## Exercise description
Identify and copy all lines of the material where the string "color" is found.

## Source records
## start
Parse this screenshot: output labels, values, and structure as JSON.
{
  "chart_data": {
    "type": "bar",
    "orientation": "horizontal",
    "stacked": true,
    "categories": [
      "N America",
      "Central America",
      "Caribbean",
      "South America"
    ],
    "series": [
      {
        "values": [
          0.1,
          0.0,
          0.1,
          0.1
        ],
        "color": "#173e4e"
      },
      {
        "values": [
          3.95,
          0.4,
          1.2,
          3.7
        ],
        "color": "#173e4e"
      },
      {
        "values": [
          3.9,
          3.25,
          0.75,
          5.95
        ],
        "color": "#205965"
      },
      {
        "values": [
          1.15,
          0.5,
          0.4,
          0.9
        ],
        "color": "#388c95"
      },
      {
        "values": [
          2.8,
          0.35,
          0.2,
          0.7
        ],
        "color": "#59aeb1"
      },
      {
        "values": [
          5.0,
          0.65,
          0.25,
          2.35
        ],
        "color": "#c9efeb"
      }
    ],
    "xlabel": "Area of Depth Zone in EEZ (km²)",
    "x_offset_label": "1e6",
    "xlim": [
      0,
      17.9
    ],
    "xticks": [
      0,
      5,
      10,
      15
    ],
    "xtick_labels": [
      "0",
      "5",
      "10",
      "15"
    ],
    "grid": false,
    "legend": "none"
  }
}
## end
## Solved exercise
        "color": "#173e4e"
        "color": "#173e4e"
        "color": "#205965"
        "color": "#388c95"
        "color": "#59aeb1"
        "color": "#c9efeb"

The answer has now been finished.